Give every line from the start of the entries through the line containing "row-menu-icon[interactable]: •••: [1073, 570, 1084, 584]", both ends included, as a JSON list of strings with one string per line and blank lines left out.

============================================================

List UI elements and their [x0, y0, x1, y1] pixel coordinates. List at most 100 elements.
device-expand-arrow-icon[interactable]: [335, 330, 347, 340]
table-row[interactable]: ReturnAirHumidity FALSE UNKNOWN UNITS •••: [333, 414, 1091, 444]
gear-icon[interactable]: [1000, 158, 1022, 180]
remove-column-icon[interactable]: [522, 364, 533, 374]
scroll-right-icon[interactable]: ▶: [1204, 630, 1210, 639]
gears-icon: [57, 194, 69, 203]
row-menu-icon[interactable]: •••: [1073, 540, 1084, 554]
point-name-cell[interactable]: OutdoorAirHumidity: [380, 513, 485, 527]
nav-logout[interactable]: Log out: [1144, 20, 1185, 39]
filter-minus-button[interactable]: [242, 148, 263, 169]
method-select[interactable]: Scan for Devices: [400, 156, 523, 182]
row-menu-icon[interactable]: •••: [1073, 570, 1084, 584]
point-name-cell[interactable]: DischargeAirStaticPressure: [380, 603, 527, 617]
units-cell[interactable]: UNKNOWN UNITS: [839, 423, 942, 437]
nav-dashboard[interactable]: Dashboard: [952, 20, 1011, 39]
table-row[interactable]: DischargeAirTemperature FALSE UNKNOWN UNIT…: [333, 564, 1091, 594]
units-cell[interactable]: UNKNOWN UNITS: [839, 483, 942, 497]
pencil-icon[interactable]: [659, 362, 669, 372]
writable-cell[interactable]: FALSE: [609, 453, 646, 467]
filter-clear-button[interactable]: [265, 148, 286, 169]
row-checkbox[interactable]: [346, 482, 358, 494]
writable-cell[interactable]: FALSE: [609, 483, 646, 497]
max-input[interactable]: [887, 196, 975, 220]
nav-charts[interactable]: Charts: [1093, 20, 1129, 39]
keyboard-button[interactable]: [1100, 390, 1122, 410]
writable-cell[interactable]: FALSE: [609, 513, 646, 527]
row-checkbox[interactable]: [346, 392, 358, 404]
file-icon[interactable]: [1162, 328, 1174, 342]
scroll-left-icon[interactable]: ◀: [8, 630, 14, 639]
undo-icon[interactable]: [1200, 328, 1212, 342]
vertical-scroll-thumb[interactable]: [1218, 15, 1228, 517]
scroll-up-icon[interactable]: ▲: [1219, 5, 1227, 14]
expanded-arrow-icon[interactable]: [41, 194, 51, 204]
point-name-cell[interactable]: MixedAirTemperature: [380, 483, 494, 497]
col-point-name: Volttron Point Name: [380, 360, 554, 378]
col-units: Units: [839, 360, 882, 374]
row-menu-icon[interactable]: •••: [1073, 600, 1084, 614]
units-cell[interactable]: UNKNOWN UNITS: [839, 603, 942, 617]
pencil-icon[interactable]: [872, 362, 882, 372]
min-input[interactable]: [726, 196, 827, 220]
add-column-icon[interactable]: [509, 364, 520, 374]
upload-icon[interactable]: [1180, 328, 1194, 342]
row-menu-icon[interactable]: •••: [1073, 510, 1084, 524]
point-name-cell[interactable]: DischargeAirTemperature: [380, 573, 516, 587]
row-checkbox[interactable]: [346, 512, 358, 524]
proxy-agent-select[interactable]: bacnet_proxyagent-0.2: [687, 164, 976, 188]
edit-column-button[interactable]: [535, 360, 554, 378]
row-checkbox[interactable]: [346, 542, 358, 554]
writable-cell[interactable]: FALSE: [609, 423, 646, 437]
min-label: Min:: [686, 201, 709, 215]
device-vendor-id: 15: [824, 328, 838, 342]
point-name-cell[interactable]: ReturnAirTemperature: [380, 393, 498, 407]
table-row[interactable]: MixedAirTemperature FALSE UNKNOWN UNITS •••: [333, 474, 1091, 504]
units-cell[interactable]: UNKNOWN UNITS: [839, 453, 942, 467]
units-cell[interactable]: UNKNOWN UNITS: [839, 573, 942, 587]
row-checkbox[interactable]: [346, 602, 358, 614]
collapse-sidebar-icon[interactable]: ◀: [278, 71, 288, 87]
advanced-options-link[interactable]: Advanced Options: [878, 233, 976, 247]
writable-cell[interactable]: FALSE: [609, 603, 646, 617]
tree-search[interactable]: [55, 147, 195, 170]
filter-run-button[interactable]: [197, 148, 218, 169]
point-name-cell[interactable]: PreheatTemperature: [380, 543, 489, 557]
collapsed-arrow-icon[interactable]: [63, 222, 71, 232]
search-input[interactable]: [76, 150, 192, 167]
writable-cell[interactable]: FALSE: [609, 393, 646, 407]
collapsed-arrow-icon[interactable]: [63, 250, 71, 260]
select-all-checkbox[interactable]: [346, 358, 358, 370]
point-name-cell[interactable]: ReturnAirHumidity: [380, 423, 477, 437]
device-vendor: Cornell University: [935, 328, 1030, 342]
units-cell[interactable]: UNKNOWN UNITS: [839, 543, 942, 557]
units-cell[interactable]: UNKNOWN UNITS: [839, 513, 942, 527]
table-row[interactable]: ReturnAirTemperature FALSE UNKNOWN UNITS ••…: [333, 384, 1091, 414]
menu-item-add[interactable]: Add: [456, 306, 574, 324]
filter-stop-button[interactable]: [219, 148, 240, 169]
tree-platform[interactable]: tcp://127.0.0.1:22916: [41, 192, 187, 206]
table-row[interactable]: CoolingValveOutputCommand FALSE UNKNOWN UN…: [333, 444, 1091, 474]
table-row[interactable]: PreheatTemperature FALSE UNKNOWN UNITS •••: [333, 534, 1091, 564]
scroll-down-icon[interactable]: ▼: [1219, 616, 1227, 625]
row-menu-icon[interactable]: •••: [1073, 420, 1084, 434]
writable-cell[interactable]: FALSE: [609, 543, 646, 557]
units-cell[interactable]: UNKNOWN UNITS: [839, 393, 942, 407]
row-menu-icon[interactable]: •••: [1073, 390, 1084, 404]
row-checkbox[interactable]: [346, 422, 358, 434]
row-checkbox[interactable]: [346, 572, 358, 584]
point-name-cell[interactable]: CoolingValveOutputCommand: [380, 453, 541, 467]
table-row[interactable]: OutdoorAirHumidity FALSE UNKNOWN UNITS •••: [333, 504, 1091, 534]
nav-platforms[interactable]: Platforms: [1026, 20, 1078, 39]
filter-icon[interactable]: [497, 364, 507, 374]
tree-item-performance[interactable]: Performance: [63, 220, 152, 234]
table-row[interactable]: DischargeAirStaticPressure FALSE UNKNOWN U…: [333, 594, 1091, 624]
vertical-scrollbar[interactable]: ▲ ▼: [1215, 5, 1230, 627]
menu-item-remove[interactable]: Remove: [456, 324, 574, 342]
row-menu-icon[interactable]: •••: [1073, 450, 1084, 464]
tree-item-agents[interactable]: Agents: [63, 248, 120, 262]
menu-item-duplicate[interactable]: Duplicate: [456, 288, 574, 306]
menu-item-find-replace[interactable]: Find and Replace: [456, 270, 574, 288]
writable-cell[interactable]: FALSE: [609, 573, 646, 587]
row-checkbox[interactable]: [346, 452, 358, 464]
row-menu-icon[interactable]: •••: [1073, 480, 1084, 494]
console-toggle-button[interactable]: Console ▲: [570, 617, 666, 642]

============================================================

EXERCISE SOLUTION:
[
  "List UI elements and their [x0, y0, x1, y1] pixel coordinates. List at most 100 elements.",
  "device-expand-arrow-icon[interactable]: [335, 330, 347, 340]",
  "table-row[interactable]: ReturnAirHumidity FALSE UNKNOWN UNITS •••: [333, 414, 1091, 444]",
  "gear-icon[interactable]: [1000, 158, 1022, 180]",
  "remove-column-icon[interactable]: [522, 364, 533, 374]",
  "scroll-right-icon[interactable]: ▶: [1204, 630, 1210, 639]",
  "gears-icon: [57, 194, 69, 203]",
  "row-menu-icon[interactable]: •••: [1073, 540, 1084, 554]",
  "point-name-cell[interactable]: OutdoorAirHumidity: [380, 513, 485, 527]",
  "nav-logout[interactable]: Log out: [1144, 20, 1185, 39]",
  "filter-minus-button[interactable]: [242, 148, 263, 169]",
  "method-select[interactable]: Scan for Devices: [400, 156, 523, 182]",
  "row-menu-icon[interactable]: •••: [1073, 570, 1084, 584]"
]